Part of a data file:

# # #

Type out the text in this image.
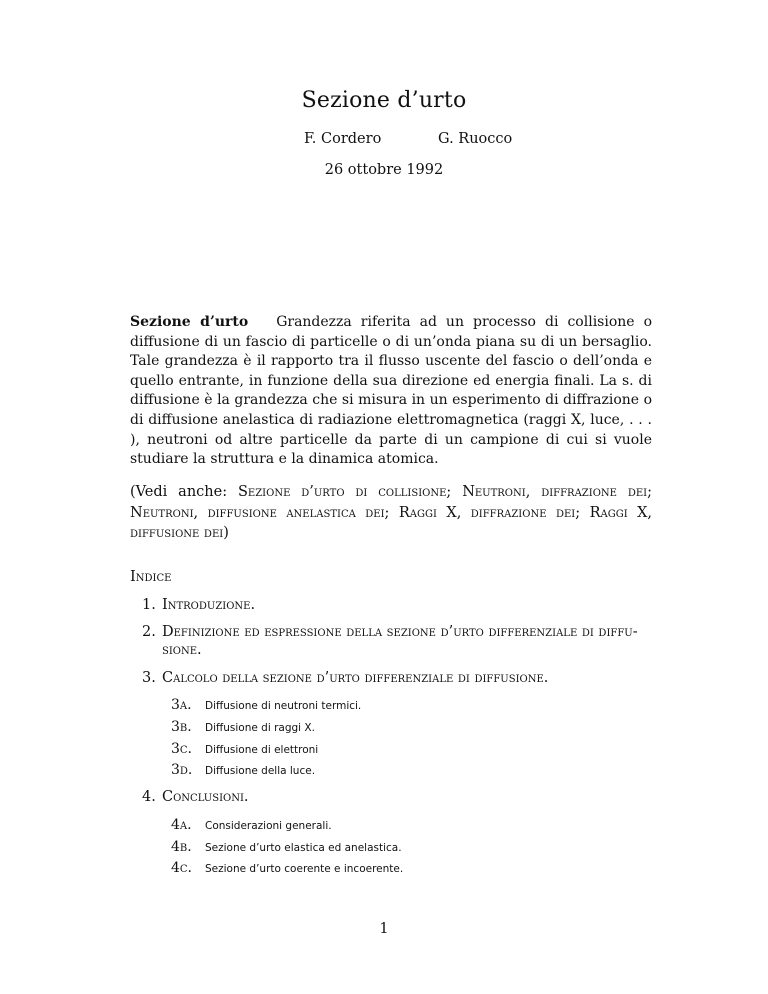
Sezione d’urto
F. Cordero	G. Ruocco
26 ottobre 1992
Sezione d’urto Grandezza riferita ad un processo di collisione o diffusione di un fascio di particelle o di un’onda piana su di un bersaglio. Tale grandezza è il rapporto tra il flusso uscente del fascio o dell’onda e quello entrante, in funzione della sua direzione ed energia finali. La s. di diffusione è la grandezza che si misura in un esperimento di diffrazione o di diffusione anelastica di radiazione elettromagnetica (raggi X, luce, . . . ), neutroni od altre particelle da parte di un campione di cui si vuole studiare la struttura e la dinamica atomica.
(Vedi anche: Sezione d’urto di collisione; Neutroni, diffrazione dei; Neutroni, diffusione anelastica dei; Raggi X, diffrazione dei; Raggi X, diffusione dei)
Indice
1. Introduzione.
2. Definizione ed espressione della sezione d’urto differenziale di diffu-
sione.
3. Calcolo della sezione d’urto differenziale di diffusione.
3a. Diffusione di neutroni termici.
3b. Diffusione di raggi X.
3c. Diffusione di elettroni
3d. Diffusione della luce.
4. Conclusioni.
4a. Considerazioni generali.
4b. Sezione d’urto elastica ed anelastica.
4c. Sezione d’urto coerente e incoerente.
1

# # #

WHAT YOU SHOULD DO:
Return the entries unchanged, save for the pictures, which do not belong in the copy.

OUTPUT OF THE EXERCISE:
Type out the text in this image.
Sezione d’urto
F. Cordero	G. Ruocco
26 ottobre 1992
Sezione d’urto Grandezza riferita ad un processo di collisione o diffusione di un fascio di particelle o di un’onda piana su di un bersaglio. Tale grandezza è il rapporto tra il flusso uscente del fascio o dell’onda e quello entrante, in funzione della sua direzione ed energia finali. La s. di diffusione è la grandezza che si misura in un esperimento di diffrazione o di diffusione anelastica di radiazione elettromagnetica (raggi X, luce, . . . ), neutroni od altre particelle da parte di un campione di cui si vuole studiare la struttura e la dinamica atomica.
(Vedi anche: Sezione d’urto di collisione; Neutroni, diffrazione dei; Neutroni, diffusione anelastica dei; Raggi X, diffrazione dei; Raggi X, diffusione dei)
Indice
1. Introduzione.
2. Definizione ed espressione della sezione d’urto differenziale di diffu-
sione.
3. Calcolo della sezione d’urto differenziale di diffusione.
3a. Diffusione di neutroni termici.
3b. Diffusione di raggi X.
3c. Diffusione di elettroni
3d. Diffusione della luce.
4. Conclusioni.
4a. Considerazioni generali.
4b. Sezione d’urto elastica ed anelastica.
4c. Sezione d’urto coerente e incoerente.
1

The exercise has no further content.